_Work required:_ Transcribe the entries exactly; images are not part of the copy.

Data entries
----------

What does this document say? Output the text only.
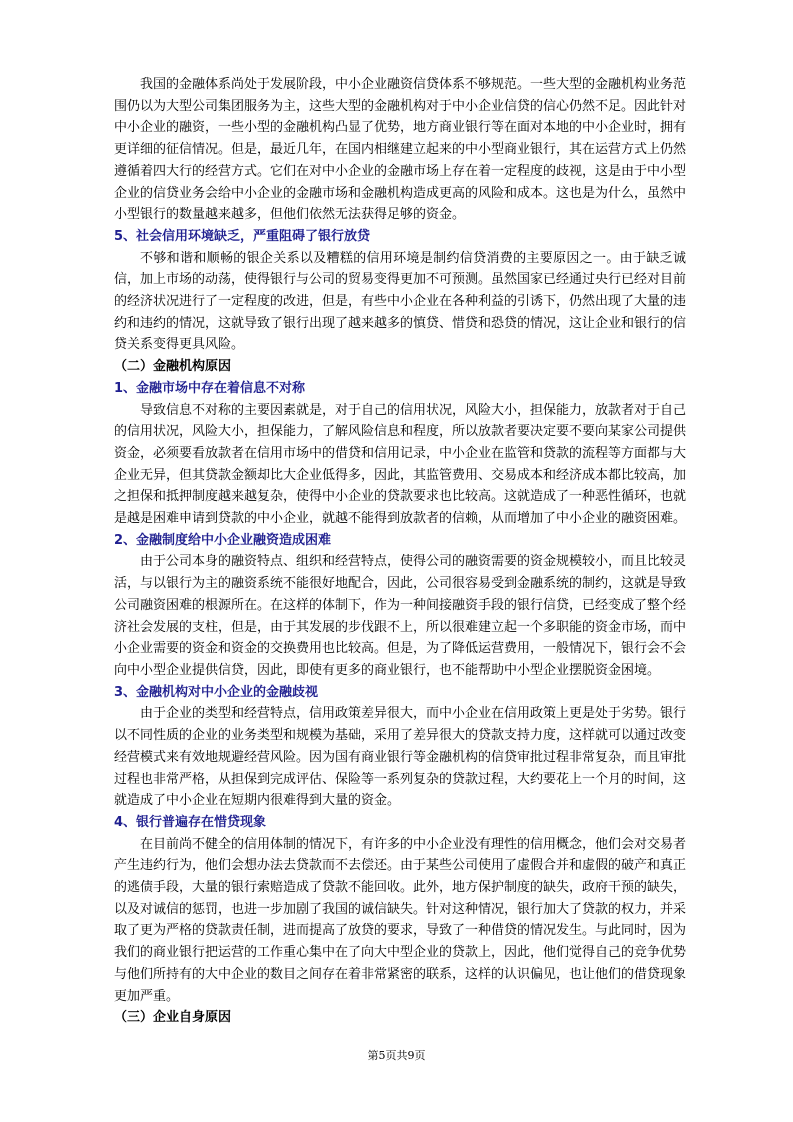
我国的金融体系尚处于发展阶段，中小企业融资信贷体系不够规范。一些大型的金融机构业务范围仍以为大型公司集团服务为主，这些大型的金融机构对于中小企业信贷的信心仍然不足。因此针对中小企业的融资，一些小型的金融机构凸显了优势，地方商业银行等在面对本地的中小企业时，拥有更详细的征信情况。但是，最近几年，在国内相继建立起来的中小型商业银行，其在运营方式上仍然遵循着四大行的经营方式。它们在对中小企业的金融市场上存在着一定程度的歧视，这是由于中小型企业的信贷业务会给中小企业的金融市场和金融机构造成更高的风险和成本。这也是为什么，虽然中小型银行的数量越来越多，但他们依然无法获得足够的资金。

5、社会信用环境缺乏，严重阻碍了银行放贷

不够和谐和顺畅的银企关系以及糟糕的信用环境是制约信贷消费的主要原因之一。由于缺乏诚信，加上市场的动荡，使得银行与公司的贸易变得更加不可预测。虽然国家已经通过央行已经对目前的经济状况进行了一定程度的改进，但是，有些中小企业在各种利益的引诱下，仍然出现了大量的违约和违约的情况，这就导致了银行出现了越来越多的慎贷、惜贷和恐贷的情况，这让企业和银行的信贷关系变得更具风险。

（二）金融机构原因

1、金融市场中存在着信息不对称

导致信息不对称的主要因素就是，对于自己的信用状况，风险大小，担保能力，放款者对于自己的信用状况，风险大小，担保能力，了解风险信息和程度，所以放款者要决定要不要向某家公司提供资金，必须要看放款者在信用市场中的借贷和信用记录，中小企业在监管和贷款的流程等方面都与大企业无异，但其贷款金额却比大企业低得多，因此，其监管费用、交易成本和经济成本都比较高，加之担保和抵押制度越来越复杂，使得中小企业的贷款要求也比较高。这就造成了一种恶性循环，也就是越是困难申请到贷款的中小企业，就越不能得到放款者的信赖，从而增加了中小企业的融资困难。

2、金融制度给中小企业融资造成困难

由于公司本身的融资特点、组织和经营特点，使得公司的融资需要的资金规模较小，而且比较灵活，与以银行为主的融资系统不能很好地配合，因此，公司很容易受到金融系统的制约，这就是导致公司融资困难的根源所在。在这样的体制下，作为一种间接融资手段的银行信贷，已经变成了整个经济社会发展的支柱，但是，由于其发展的步伐跟不上，所以很难建立起一个多职能的资金市场，而中小企业需要的资金和资金的交换费用也比较高。但是，为了降低运营费用，一般情况下，银行会不会向中小型企业提供信贷，因此，即使有更多的商业银行，也不能帮助中小型企业摆脱资金困境。

3、金融机构对中小企业的金融歧视

由于企业的类型和经营特点，信用政策差异很大，而中小企业在信用政策上更是处于劣势。银行以不同性质的企业的业务类型和规模为基础，采用了差异很大的贷款支持力度，这样就可以通过改变经营模式来有效地规避经营风险。因为国有商业银行等金融机构的信贷审批过程非常复杂，而且审批过程也非常严格，从担保到完成评估、保险等一系列复杂的贷款过程，大约要花上一个月的时间，这就造成了中小企业在短期内很难得到大量的资金。

4、银行普遍存在惜贷现象

在目前尚不健全的信用体制的情况下，有许多的中小企业没有理性的信用概念，他们会对交易者产生违约行为，他们会想办法去贷款而不去偿还。由于某些公司使用了虚假合并和虚假的破产和真正的逃债手段，大量的银行索赔造成了贷款不能回收。此外，地方保护制度的缺失，政府干预的缺失，以及对诚信的惩罚，也进一步加剧了我国的诚信缺失。针对这种情况，银行加大了贷款的权力，并采取了更为严格的贷款责任制，进而提高了放贷的要求，导致了一种借贷的情况发生。与此同时，因为我们的商业银行把运营的工作重心集中在了向大中型企业的贷款上，因此，他们觉得自己的竞争优势与他们所持有的大中企业的数目之间存在着非常紧密的联系，这样的认识偏见，也让他们的借贷现象更加严重。

（三）企业自身原因

第5页共9页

----------

_Completed task:_
What does this document say? Output the text only.
我国的金融体系尚处于发展阶段，中小企业融资信贷体系不够规范。一些大型的金融机构业务范围仍以为大型公司集团服务为主，这些大型的金融机构对于中小企业信贷的信心仍然不足。因此针对中小企业的融资，一些小型的金融机构凸显了优势，地方商业银行等在面对本地的中小企业时，拥有更详细的征信情况。但是，最近几年，在国内相继建立起来的中小型商业银行，其在运营方式上仍然遵循着四大行的经营方式。它们在对中小企业的金融市场上存在着一定程度的歧视，这是由于中小型企业的信贷业务会给中小企业的金融市场和金融机构造成更高的风险和成本。这也是为什么，虽然中小型银行的数量越来越多，但他们依然无法获得足够的资金。

5、社会信用环境缺乏，严重阻碍了银行放贷

不够和谐和顺畅的银企关系以及糟糕的信用环境是制约信贷消费的主要原因之一。由于缺乏诚信，加上市场的动荡，使得银行与公司的贸易变得更加不可预测。虽然国家已经通过央行已经对目前的经济状况进行了一定程度的改进，但是，有些中小企业在各种利益的引诱下，仍然出现了大量的违约和违约的情况，这就导致了银行出现了越来越多的慎贷、惜贷和恐贷的情况，这让企业和银行的信贷关系变得更具风险。

（二）金融机构原因

1、金融市场中存在着信息不对称

导致信息不对称的主要因素就是，对于自己的信用状况，风险大小，担保能力，放款者对于自己的信用状况，风险大小，担保能力，了解风险信息和程度，所以放款者要决定要不要向某家公司提供资金，必须要看放款者在信用市场中的借贷和信用记录，中小企业在监管和贷款的流程等方面都与大企业无异，但其贷款金额却比大企业低得多，因此，其监管费用、交易成本和经济成本都比较高，加之担保和抵押制度越来越复杂，使得中小企业的贷款要求也比较高。这就造成了一种恶性循环，也就是越是困难申请到贷款的中小企业，就越不能得到放款者的信赖，从而增加了中小企业的融资困难。

2、金融制度给中小企业融资造成困难

由于公司本身的融资特点、组织和经营特点，使得公司的融资需要的资金规模较小，而且比较灵活，与以银行为主的融资系统不能很好地配合，因此，公司很容易受到金融系统的制约，这就是导致公司融资困难的根源所在。在这样的体制下，作为一种间接融资手段的银行信贷，已经变成了整个经济社会发展的支柱，但是，由于其发展的步伐跟不上，所以很难建立起一个多职能的资金市场，而中小企业需要的资金和资金的交换费用也比较高。但是，为了降低运营费用，一般情况下，银行会不会向中小型企业提供信贷，因此，即使有更多的商业银行，也不能帮助中小型企业摆脱资金困境。

3、金融机构对中小企业的金融歧视

由于企业的类型和经营特点，信用政策差异很大，而中小企业在信用政策上更是处于劣势。银行以不同性质的企业的业务类型和规模为基础，采用了差异很大的贷款支持力度，这样就可以通过改变经营模式来有效地规避经营风险。因为国有商业银行等金融机构的信贷审批过程非常复杂，而且审批过程也非常严格，从担保到完成评估、保险等一系列复杂的贷款过程，大约要花上一个月的时间，这就造成了中小企业在短期内很难得到大量的资金。

4、银行普遍存在惜贷现象

在目前尚不健全的信用体制的情况下，有许多的中小企业没有理性的信用概念，他们会对交易者产生违约行为，他们会想办法去贷款而不去偿还。由于某些公司使用了虚假合并和虚假的破产和真正的逃债手段，大量的银行索赔造成了贷款不能回收。此外，地方保护制度的缺失，政府干预的缺失，以及对诚信的惩罚，也进一步加剧了我国的诚信缺失。针对这种情况，银行加大了贷款的权力，并采取了更为严格的贷款责任制，进而提高了放贷的要求，导致了一种借贷的情况发生。与此同时，因为我们的商业银行把运营的工作重心集中在了向大中型企业的贷款上，因此，他们觉得自己的竞争优势与他们所持有的大中企业的数目之间存在着非常紧密的联系，这样的认识偏见，也让他们的借贷现象更加严重。

（三）企业自身原因

第5页共9页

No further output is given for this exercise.